▶ _WHAT NEEDS TO BE DONE_:
Extract every line below, verbatim.

▶ _GIVEN RECORDS_:
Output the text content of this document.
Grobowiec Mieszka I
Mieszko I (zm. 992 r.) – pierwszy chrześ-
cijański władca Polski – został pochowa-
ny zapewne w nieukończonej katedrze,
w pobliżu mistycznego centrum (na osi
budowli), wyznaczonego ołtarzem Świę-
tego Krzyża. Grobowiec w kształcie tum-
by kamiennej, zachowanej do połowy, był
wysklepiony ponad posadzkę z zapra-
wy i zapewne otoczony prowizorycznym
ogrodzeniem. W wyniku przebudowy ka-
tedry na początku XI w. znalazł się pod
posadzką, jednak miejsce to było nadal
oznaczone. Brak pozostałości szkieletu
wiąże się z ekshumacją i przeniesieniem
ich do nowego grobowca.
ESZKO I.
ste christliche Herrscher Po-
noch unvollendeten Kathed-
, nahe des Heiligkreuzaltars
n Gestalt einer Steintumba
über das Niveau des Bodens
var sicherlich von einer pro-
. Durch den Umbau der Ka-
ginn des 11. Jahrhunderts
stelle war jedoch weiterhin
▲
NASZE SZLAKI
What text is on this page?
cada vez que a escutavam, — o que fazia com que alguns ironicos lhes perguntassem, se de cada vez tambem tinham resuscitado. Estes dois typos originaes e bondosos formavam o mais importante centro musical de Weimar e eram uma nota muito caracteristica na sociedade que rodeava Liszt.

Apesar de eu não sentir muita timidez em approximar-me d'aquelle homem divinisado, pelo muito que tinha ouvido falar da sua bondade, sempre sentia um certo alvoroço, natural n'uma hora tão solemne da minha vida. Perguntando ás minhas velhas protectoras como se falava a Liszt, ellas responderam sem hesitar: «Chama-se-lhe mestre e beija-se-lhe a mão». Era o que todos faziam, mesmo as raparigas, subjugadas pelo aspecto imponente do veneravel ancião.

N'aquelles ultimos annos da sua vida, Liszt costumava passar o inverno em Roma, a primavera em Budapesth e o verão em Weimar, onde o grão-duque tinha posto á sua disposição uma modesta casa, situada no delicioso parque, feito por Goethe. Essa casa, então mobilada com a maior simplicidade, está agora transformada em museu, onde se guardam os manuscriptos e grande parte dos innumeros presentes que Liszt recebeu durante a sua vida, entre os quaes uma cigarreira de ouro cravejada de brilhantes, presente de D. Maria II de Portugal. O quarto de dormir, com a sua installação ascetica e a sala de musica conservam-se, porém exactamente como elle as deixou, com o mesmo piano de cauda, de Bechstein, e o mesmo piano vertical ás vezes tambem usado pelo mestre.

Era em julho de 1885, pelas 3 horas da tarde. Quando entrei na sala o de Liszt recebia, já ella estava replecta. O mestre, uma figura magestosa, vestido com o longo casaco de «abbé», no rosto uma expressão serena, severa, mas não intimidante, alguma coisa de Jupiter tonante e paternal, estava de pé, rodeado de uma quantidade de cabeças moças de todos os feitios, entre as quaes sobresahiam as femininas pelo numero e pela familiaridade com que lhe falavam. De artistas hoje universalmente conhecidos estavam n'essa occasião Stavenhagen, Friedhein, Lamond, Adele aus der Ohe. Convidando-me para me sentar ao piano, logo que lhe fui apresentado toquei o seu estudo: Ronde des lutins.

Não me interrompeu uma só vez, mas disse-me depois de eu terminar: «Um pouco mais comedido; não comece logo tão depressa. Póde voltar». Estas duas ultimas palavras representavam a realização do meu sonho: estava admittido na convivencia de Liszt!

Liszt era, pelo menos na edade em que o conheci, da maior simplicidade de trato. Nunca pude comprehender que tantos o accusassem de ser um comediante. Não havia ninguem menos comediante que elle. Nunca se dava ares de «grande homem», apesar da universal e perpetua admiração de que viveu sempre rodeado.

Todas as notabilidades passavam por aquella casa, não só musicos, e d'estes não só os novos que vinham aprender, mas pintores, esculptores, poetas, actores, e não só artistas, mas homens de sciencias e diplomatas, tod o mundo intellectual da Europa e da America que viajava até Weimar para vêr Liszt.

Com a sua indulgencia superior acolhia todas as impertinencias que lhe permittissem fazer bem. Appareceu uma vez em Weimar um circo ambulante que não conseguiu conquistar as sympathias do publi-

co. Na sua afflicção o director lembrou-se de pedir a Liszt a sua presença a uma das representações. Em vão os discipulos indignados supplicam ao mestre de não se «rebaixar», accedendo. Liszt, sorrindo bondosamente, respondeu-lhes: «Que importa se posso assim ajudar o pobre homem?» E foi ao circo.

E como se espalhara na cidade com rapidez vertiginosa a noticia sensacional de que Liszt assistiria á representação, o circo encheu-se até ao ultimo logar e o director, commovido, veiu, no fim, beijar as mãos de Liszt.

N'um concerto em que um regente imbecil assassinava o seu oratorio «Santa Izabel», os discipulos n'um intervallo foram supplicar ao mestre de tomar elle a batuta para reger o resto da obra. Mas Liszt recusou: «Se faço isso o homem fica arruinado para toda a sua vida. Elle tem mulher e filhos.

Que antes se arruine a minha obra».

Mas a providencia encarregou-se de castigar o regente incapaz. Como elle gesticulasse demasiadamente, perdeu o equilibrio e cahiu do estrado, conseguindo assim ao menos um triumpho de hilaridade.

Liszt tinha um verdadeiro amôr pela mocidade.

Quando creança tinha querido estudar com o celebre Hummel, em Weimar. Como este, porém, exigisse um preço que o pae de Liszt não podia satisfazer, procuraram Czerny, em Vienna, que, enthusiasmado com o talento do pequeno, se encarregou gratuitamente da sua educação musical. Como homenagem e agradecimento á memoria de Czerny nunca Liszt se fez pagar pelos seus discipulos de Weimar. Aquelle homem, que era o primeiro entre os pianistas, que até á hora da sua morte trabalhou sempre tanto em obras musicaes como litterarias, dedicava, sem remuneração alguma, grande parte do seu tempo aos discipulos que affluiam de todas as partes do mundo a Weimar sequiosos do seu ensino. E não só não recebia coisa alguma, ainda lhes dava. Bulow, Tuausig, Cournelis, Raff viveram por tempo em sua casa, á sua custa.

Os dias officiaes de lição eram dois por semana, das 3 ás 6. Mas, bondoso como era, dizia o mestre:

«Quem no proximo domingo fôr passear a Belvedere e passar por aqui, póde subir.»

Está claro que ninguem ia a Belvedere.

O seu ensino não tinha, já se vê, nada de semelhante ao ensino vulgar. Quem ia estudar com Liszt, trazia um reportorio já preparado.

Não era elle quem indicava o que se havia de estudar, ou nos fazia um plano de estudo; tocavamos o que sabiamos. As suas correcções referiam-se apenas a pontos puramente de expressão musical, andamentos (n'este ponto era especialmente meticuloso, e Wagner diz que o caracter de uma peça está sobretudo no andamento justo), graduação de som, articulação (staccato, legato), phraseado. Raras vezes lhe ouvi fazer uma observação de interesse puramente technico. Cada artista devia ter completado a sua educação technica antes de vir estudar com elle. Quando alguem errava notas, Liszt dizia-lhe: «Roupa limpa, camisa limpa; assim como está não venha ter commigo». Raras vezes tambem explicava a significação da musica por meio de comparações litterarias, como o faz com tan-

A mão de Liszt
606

▶ _EXERCISE SOLUTION_:
Output the text content of this document.
Grobowiec Mieszka I
Mieszko I (zm. 992 r.) – pierwszy chrześ-
cijański władca Polski – został pochowa-
ny zapewne w nieukończonej katedrze,
w pobliżu mistycznego centrum (na osi
budowli), wyznaczonego ołtarzem Świę-
tego Krzyża. Grobowiec w kształcie tum-
by kamiennej, zachowanej do połowy, był
wysklepiony ponad posadzkę z zapra-
wy i zapewne otoczony prowizorycznym
ogrodzeniem. W wyniku przebudowy ka-
tedry na początku XI w. znalazł się pod
posadzką, jednak miejsce to było nadal
oznaczone. Brak pozostałości szkieletu
wiąże się z ekshumacją i przeniesieniem
ich do nowego grobowca.
ESZKO I.
ste christliche Herrscher Po-
noch unvollendeten Kathed-
, nahe des Heiligkreuzaltars
n Gestalt einer Steintumba
über das Niveau des Bodens
var sicherlich von einer pro-
. Durch den Umbau der Ka-
ginn des 11. Jahrhunderts
stelle war jedoch weiterhin
▲
NASZE SZLAKI
What text is on this page?
cada vez que a escutavam, — o que fazia com que alguns ironicos lhes perguntassem, se de cada vez tambem tinham resuscitado. Estes dois typos originaes e bondosos formavam o mais importante centro musical de Weimar e eram uma nota muito caracteristica na sociedade que rodeava Liszt.

Apesar de eu não sentir muita timidez em approximar-me d'aquelle homem divinisado, pelo muito que tinha ouvido falar da sua bondade, sempre sentia um certo alvoroço, natural n'uma hora tão solemne da minha vida. Perguntando ás minhas velhas protectoras como se falava a Liszt, ellas responderam sem hesitar: «Chama-se-lhe mestre e beija-se-lhe a mão». Era o que todos faziam, mesmo as raparigas, subjugadas pelo aspecto imponente do veneravel ancião.

N'aquelles ultimos annos da sua vida, Liszt costumava passar o inverno em Roma, a primavera em Budapesth e o verão em Weimar, onde o grão-duque tinha posto á sua disposição uma modesta casa, situada no delicioso parque, feito por Goethe. Essa casa, então mobilada com a maior simplicidade, está agora transformada em museu, onde se guardam os manuscriptos e grande parte dos innumeros presentes que Liszt recebeu durante a sua vida, entre os quaes uma cigarreira de ouro cravejada de brilhantes, presente de D. Maria II de Portugal. O quarto de dormir, com a sua installação ascetica e a sala de musica conservam-se, porém exactamente como elle as deixou, com o mesmo piano de cauda, de Bechstein, e o mesmo piano vertical ás vezes tambem usado pelo mestre.

Era em julho de 1885, pelas 3 horas da tarde. Quando entrei na sala o de Liszt recebia, já ella estava replecta. O mestre, uma figura magestosa, vestido com o longo casaco de «abbé», no rosto uma expressão serena, severa, mas não intimidante, alguma coisa de Jupiter tonante e paternal, estava de pé, rodeado de uma quantidade de cabeças moças de todos os feitios, entre as quaes sobresahiam as femininas pelo numero e pela familiaridade com que lhe falavam. De artistas hoje universalmente conhecidos estavam n'essa occasião Stavenhagen, Friedhein, Lamond, Adele aus der Ohe. Convidando-me para me sentar ao piano, logo que lhe fui apresentado toquei o seu estudo: Ronde des lutins.

Não me interrompeu uma só vez, mas disse-me depois de eu terminar: «Um pouco mais comedido; não comece logo tão depressa. Póde voltar». Estas duas ultimas palavras representavam a realização do meu sonho: estava admittido na convivencia de Liszt!

Liszt era, pelo menos na edade em que o conheci, da maior simplicidade de trato. Nunca pude comprehender que tantos o accusassem de ser um comediante. Não havia ninguem menos comediante que elle. Nunca se dava ares de «grande homem», apesar da universal e perpetua admiração de que viveu sempre rodeado.

Todas as notabilidades passavam por aquella casa, não só musicos, e d'estes não só os novos que vinham aprender, mas pintores, esculptores, poetas, actores, e não só artistas, mas homens de sciencias e diplomatas, tod o mundo intellectual da Europa e da America que viajava até Weimar para vêr Liszt.

Com a sua indulgencia superior acolhia todas as impertinencias que lhe permittissem fazer bem. Appareceu uma vez em Weimar um circo ambulante que não conseguiu conquistar as sympathias do publi-

co. Na sua afflicção o director lembrou-se de pedir a Liszt a sua presença a uma das representações. Em vão os discipulos indignados supplicam ao mestre de não se «rebaixar», accedendo. Liszt, sorrindo bondosamente, respondeu-lhes: «Que importa se posso assim ajudar o pobre homem?» E foi ao circo.

E como se espalhara na cidade com rapidez vertiginosa a noticia sensacional de que Liszt assistiria á representação, o circo encheu-se até ao ultimo logar e o director, commovido, veiu, no fim, beijar as mãos de Liszt.

N'um concerto em que um regente imbecil assassinava o seu oratorio «Santa Izabel», os discipulos n'um intervallo foram supplicar ao mestre de tomar elle a batuta para reger o resto da obra. Mas Liszt recusou: «Se faço isso o homem fica arruinado para toda a sua vida. Elle tem mulher e filhos.

Que antes se arruine a minha obra».

Mas a providencia encarregou-se de castigar o regente incapaz. Como elle gesticulasse demasiadamente, perdeu o equilibrio e cahiu do estrado, conseguindo assim ao menos um triumpho de hilaridade.

Liszt tinha um verdadeiro amôr pela mocidade.

Quando creança tinha querido estudar com o celebre Hummel, em Weimar. Como este, porém, exigisse um preço que o pae de Liszt não podia satisfazer, procuraram Czerny, em Vienna, que, enthusiasmado com o talento do pequeno, se encarregou gratuitamente da sua educação musical. Como homenagem e agradecimento á memoria de Czerny nunca Liszt se fez pagar pelos seus discipulos de Weimar. Aquelle homem, que era o primeiro entre os pianistas, que até á hora da sua morte trabalhou sempre tanto em obras musicaes como litterarias, dedicava, sem remuneração alguma, grande parte do seu tempo aos discipulos que affluiam de todas as partes do mundo a Weimar sequiosos do seu ensino. E não só não recebia coisa alguma, ainda lhes dava. Bulow, Tuausig, Cournelis, Raff viveram por tempo em sua casa, á sua custa.

Os dias officiaes de lição eram dois por semana, das 3 ás 6. Mas, bondoso como era, dizia o mestre:

«Quem no proximo domingo fôr passear a Belvedere e passar por aqui, póde subir.»

Está claro que ninguem ia a Belvedere.

O seu ensino não tinha, já se vê, nada de semelhante ao ensino vulgar. Quem ia estudar com Liszt, trazia um reportorio já preparado.

Não era elle quem indicava o que se havia de estudar, ou nos fazia um plano de estudo; tocavamos o que sabiamos. As suas correcções referiam-se apenas a pontos puramente de expressão musical, andamentos (n'este ponto era especialmente meticuloso, e Wagner diz que o caracter de uma peça está sobretudo no andamento justo), graduação de som, articulação (staccato, legato), phraseado. Raras vezes lhe ouvi fazer uma observação de interesse puramente technico. Cada artista devia ter completado a sua educação technica antes de vir estudar com elle. Quando alguem errava notas, Liszt dizia-lhe: «Roupa limpa, camisa limpa; assim como está não venha ter commigo». Raras vezes tambem explicava a significação da musica por meio de comparações litterarias, como o faz com tan-

A mão de Liszt
606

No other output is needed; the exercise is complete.